■ Available data:

▬▬▬▬▬▬

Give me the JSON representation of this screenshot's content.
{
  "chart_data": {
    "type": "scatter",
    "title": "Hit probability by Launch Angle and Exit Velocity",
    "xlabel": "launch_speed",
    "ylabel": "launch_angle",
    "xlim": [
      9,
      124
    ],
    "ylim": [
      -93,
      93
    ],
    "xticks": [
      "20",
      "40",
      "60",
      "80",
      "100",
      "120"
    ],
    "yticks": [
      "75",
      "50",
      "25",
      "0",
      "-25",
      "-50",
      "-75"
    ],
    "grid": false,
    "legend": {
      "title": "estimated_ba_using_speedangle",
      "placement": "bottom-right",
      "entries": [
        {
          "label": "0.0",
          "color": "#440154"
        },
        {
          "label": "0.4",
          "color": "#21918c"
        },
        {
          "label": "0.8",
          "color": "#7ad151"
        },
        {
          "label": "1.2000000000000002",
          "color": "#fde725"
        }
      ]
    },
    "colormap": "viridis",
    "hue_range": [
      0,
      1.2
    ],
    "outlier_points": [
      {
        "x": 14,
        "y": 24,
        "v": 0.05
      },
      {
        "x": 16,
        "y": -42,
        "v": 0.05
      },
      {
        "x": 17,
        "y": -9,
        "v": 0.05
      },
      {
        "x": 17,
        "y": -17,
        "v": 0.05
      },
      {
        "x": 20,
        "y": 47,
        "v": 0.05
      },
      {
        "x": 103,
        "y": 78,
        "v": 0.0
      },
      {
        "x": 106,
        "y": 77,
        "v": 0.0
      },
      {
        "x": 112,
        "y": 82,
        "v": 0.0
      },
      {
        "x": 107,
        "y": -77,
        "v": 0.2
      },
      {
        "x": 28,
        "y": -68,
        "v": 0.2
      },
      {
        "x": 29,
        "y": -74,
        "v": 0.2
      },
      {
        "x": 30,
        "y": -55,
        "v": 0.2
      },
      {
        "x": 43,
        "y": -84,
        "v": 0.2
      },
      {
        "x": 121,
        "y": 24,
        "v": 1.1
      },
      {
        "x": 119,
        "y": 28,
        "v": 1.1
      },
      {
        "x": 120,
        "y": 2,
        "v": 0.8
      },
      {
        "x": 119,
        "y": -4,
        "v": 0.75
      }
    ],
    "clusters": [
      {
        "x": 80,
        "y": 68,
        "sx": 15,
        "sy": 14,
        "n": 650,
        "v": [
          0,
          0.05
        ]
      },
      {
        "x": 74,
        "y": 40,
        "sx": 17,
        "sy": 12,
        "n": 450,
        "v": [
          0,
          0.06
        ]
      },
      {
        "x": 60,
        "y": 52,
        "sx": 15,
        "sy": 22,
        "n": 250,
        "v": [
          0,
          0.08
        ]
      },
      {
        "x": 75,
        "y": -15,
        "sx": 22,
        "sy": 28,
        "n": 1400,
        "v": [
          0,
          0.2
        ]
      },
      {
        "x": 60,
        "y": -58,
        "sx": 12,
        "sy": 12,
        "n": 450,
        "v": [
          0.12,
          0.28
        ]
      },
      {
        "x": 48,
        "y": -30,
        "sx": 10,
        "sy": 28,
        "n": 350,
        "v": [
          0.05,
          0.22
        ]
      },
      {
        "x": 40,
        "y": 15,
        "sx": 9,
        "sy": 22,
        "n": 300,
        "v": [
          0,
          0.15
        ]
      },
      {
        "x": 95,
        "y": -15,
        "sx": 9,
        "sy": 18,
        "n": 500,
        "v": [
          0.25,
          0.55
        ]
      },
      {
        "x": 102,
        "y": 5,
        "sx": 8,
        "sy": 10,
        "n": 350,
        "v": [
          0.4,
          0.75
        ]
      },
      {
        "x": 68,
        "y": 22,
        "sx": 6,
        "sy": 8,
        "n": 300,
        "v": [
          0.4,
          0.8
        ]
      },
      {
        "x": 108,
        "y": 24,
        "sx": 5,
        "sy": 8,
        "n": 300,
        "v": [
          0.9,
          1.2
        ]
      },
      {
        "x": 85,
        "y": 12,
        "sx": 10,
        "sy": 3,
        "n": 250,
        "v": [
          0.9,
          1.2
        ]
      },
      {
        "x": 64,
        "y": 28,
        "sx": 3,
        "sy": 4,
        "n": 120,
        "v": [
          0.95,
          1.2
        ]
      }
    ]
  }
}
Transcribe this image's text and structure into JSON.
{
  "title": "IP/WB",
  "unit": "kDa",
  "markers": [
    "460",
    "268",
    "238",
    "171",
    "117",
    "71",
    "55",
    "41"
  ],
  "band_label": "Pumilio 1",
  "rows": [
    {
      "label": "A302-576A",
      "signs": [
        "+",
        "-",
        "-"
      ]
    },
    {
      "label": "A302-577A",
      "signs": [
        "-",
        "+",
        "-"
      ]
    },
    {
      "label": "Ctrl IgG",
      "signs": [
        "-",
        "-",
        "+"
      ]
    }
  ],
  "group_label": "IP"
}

▬▬▬▬▬▬

■ Work to complete:
Take the entries and copy them out exactly.

■ The completed task:
Give me the JSON representation of this screenshot's content.
{
  "chart_data": {
    "type": "scatter",
    "title": "Hit probability by Launch Angle and Exit Velocity",
    "xlabel": "launch_speed",
    "ylabel": "launch_angle",
    "xlim": [
      9,
      124
    ],
    "ylim": [
      -93,
      93
    ],
    "xticks": [
      "20",
      "40",
      "60",
      "80",
      "100",
      "120"
    ],
    "yticks": [
      "75",
      "50",
      "25",
      "0",
      "-25",
      "-50",
      "-75"
    ],
    "grid": false,
    "legend": {
      "title": "estimated_ba_using_speedangle",
      "placement": "bottom-right",
      "entries": [
        {
          "label": "0.0",
          "color": "#440154"
        },
        {
          "label": "0.4",
          "color": "#21918c"
        },
        {
          "label": "0.8",
          "color": "#7ad151"
        },
        {
          "label": "1.2000000000000002",
          "color": "#fde725"
        }
      ]
    },
    "colormap": "viridis",
    "hue_range": [
      0,
      1.2
    ],
    "outlier_points": [
      {
        "x": 14,
        "y": 24,
        "v": 0.05
      },
      {
        "x": 16,
        "y": -42,
        "v": 0.05
      },
      {
        "x": 17,
        "y": -9,
        "v": 0.05
      },
      {
        "x": 17,
        "y": -17,
        "v": 0.05
      },
      {
        "x": 20,
        "y": 47,
        "v": 0.05
      },
      {
        "x": 103,
        "y": 78,
        "v": 0.0
      },
      {
        "x": 106,
        "y": 77,
        "v": 0.0
      },
      {
        "x": 112,
        "y": 82,
        "v": 0.0
      },
      {
        "x": 107,
        "y": -77,
        "v": 0.2
      },
      {
        "x": 28,
        "y": -68,
        "v": 0.2
      },
      {
        "x": 29,
        "y": -74,
        "v": 0.2
      },
      {
        "x": 30,
        "y": -55,
        "v": 0.2
      },
      {
        "x": 43,
        "y": -84,
        "v": 0.2
      },
      {
        "x": 121,
        "y": 24,
        "v": 1.1
      },
      {
        "x": 119,
        "y": 28,
        "v": 1.1
      },
      {
        "x": 120,
        "y": 2,
        "v": 0.8
      },
      {
        "x": 119,
        "y": -4,
        "v": 0.75
      }
    ],
    "clusters": [
      {
        "x": 80,
        "y": 68,
        "sx": 15,
        "sy": 14,
        "n": 650,
        "v": [
          0,
          0.05
        ]
      },
      {
        "x": 74,
        "y": 40,
        "sx": 17,
        "sy": 12,
        "n": 450,
        "v": [
          0,
          0.06
        ]
      },
      {
        "x": 60,
        "y": 52,
        "sx": 15,
        "sy": 22,
        "n": 250,
        "v": [
          0,
          0.08
        ]
      },
      {
        "x": 75,
        "y": -15,
        "sx": 22,
        "sy": 28,
        "n": 1400,
        "v": [
          0,
          0.2
        ]
      },
      {
        "x": 60,
        "y": -58,
        "sx": 12,
        "sy": 12,
        "n": 450,
        "v": [
          0.12,
          0.28
        ]
      },
      {
        "x": 48,
        "y": -30,
        "sx": 10,
        "sy": 28,
        "n": 350,
        "v": [
          0.05,
          0.22
        ]
      },
      {
        "x": 40,
        "y": 15,
        "sx": 9,
        "sy": 22,
        "n": 300,
        "v": [
          0,
          0.15
        ]
      },
      {
        "x": 95,
        "y": -15,
        "sx": 9,
        "sy": 18,
        "n": 500,
        "v": [
          0.25,
          0.55
        ]
      },
      {
        "x": 102,
        "y": 5,
        "sx": 8,
        "sy": 10,
        "n": 350,
        "v": [
          0.4,
          0.75
        ]
      },
      {
        "x": 68,
        "y": 22,
        "sx": 6,
        "sy": 8,
        "n": 300,
        "v": [
          0.4,
          0.8
        ]
      },
      {
        "x": 108,
        "y": 24,
        "sx": 5,
        "sy": 8,
        "n": 300,
        "v": [
          0.9,
          1.2
        ]
      },
      {
        "x": 85,
        "y": 12,
        "sx": 10,
        "sy": 3,
        "n": 250,
        "v": [
          0.9,
          1.2
        ]
      },
      {
        "x": 64,
        "y": 28,
        "sx": 3,
        "sy": 4,
        "n": 120,
        "v": [
          0.95,
          1.2
        ]
      }
    ]
  }
}
Transcribe this image's text and structure into JSON.
{
  "title": "IP/WB",
  "unit": "kDa",
  "markers": [
    "460",
    "268",
    "238",
    "171",
    "117",
    "71",
    "55",
    "41"
  ],
  "band_label": "Pumilio 1",
  "rows": [
    {
      "label": "A302-576A",
      "signs": [
        "+",
        "-",
        "-"
      ]
    },
    {
      "label": "A302-577A",
      "signs": [
        "-",
        "+",
        "-"
      ]
    },
    {
      "label": "Ctrl IgG",
      "signs": [
        "-",
        "-",
        "+"
      ]
    }
  ],
  "group_label": "IP"
}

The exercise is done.